__Texte fourni__:
^^^^^^^^^^^^^^^^

Dans ce hangar près de Castellane, un homme cache 120 Citroën presque neuves depuis 1938

Il y a les musées automobiles institutionnels, avec leurs vitrines léchées et leurs cordons rouges. Et puis il y a ce hangar posé sur la Route Napoléon, à Castellane, qui ressemble à un secret bien gardé. Derrière ses murs, un homme a passé quarante ans à traquer des Citroën presque intactes, jamais restaurées, à peine sorties d’usine. Le résultat dépasse tout ce qu’on imagine.
Un hangar de province qui rivalise avec les grands musées officiels
À Castellane, dans les Alpes-de-Haute-Provence, un musée privé baptisé Citromuseum Castellane fait sérieusement de l’ombre au Conservatoire Citroën officiel. Le principe est simple sur le papier, vertigineux dans les faits : une seule marque, de la fin des années 1930 aux youngtimers des années 1990, réunie dans un même lieu. Plus de 120 Citroën y sont exposées, toutes rescapées d’une autre époque, comme le rapporte le média britannique Autocar.

^^^^^^^^^^^^^^^^

Entrées de données enregistrées:
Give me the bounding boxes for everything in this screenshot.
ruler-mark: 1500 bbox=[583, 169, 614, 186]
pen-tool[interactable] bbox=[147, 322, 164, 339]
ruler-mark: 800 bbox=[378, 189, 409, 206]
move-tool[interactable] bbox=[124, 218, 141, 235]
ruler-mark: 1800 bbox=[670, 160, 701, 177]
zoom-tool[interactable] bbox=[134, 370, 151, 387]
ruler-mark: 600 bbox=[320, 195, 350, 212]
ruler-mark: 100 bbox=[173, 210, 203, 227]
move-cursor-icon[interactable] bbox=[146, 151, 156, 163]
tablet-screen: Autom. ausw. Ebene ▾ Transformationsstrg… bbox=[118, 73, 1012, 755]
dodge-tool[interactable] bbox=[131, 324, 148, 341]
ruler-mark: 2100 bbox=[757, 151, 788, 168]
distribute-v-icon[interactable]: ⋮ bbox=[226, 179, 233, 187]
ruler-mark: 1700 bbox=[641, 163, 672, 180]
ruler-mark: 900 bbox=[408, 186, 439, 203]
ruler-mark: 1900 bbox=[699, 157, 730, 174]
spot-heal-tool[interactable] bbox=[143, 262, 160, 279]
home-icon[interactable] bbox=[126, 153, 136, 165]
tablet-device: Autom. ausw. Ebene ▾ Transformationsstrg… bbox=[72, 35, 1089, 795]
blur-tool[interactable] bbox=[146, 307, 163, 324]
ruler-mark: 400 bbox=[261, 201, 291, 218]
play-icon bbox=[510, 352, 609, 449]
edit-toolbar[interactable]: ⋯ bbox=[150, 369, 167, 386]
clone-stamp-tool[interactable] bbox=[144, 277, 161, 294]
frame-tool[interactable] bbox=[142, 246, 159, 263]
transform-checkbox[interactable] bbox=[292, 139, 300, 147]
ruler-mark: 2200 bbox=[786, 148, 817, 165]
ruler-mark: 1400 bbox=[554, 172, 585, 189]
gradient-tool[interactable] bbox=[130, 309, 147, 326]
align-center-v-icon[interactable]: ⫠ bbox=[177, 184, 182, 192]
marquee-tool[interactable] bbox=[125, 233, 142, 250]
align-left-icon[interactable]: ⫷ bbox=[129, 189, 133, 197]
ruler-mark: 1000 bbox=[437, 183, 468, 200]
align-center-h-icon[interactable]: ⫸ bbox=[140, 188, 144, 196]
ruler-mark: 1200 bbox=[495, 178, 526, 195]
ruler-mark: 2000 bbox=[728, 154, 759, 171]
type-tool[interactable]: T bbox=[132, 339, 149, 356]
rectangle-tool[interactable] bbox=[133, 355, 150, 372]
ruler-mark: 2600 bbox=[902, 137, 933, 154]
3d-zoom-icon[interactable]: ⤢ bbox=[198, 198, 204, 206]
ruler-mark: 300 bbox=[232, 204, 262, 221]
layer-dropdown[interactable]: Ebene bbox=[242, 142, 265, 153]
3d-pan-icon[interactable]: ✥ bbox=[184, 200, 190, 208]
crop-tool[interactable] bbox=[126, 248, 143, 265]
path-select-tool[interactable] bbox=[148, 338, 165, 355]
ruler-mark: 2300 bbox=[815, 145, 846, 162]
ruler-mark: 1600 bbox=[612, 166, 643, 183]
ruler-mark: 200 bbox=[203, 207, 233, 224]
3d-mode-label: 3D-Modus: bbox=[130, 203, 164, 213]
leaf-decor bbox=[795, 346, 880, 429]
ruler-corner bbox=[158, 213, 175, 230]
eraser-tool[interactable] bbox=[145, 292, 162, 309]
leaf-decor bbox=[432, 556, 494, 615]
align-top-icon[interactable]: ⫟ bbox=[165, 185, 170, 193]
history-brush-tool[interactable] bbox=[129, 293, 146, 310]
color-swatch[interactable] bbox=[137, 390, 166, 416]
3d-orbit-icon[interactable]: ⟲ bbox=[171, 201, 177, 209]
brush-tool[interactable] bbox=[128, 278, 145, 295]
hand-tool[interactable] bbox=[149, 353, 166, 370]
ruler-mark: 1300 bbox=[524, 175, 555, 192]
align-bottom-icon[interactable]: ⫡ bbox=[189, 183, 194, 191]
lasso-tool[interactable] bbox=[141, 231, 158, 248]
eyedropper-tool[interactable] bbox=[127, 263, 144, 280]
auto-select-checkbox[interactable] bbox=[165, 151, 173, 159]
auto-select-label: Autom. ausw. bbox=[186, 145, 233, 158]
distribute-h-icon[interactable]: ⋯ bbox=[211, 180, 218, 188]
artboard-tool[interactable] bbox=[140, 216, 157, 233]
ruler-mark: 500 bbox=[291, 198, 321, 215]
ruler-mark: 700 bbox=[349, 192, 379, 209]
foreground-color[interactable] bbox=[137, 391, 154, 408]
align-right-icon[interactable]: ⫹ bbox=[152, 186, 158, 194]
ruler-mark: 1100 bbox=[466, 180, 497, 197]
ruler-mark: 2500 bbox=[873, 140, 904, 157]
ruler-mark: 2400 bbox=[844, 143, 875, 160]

^^^^^^^^^^^^^^^^

__Tâches demandées__:
A) Recopiez, dans le texte sur le musée Citroën de Castellane, le passage qui s'ouvre sur les mots contenant « Dans ce hangar » et se clôt sur « ce qu’on imagine. ».
B) Traduisez en anglais cette phrase du texte sur le musée Citroën de Castellane : « Plus de 120 Citroën y sont exposées, toutes rescapées d’une autre époque, comme le rapporte le média britannique Autocar. »
C) Répondez à ces questions d'après le texte sur le musée Citroën de Castellane.
(i) Sur quelle route se trouve le hangar ?
(ii) Pendant combien d'années l'homme a-t-il traqué des Citroën presque intactes ?
(iii) Dans quel département se situe Castellane ?
Vous n'aurez pas besoin des enregistrements.

__Réponses aux tâches__:
A)
Dans ce hangar près de Castellane, un homme cache 120 Citroën presque neuves depuis 1938

Il y a les musées automobiles institutionnels, avec leurs vitrines léchées et leurs cordons rouges. Et puis il y a ce hangar posé sur la Route Napoléon, à Castellane, qui ressemble à un secret bien gardé. Derrière ses murs, un homme a passé quarante ans à traquer des Citroën presque intactes, jamais restaurées, à peine sorties d’usine. Le résultat dépasse tout ce qu’on imagine.

B) More than 120 Citroëns are on display there, all survivors of another era, as reported by the British outlet Autocar.

C)
(i) La Route Napoléon.
(ii) Quarante ans.
(iii) Les Alpes-de-Haute-Provence.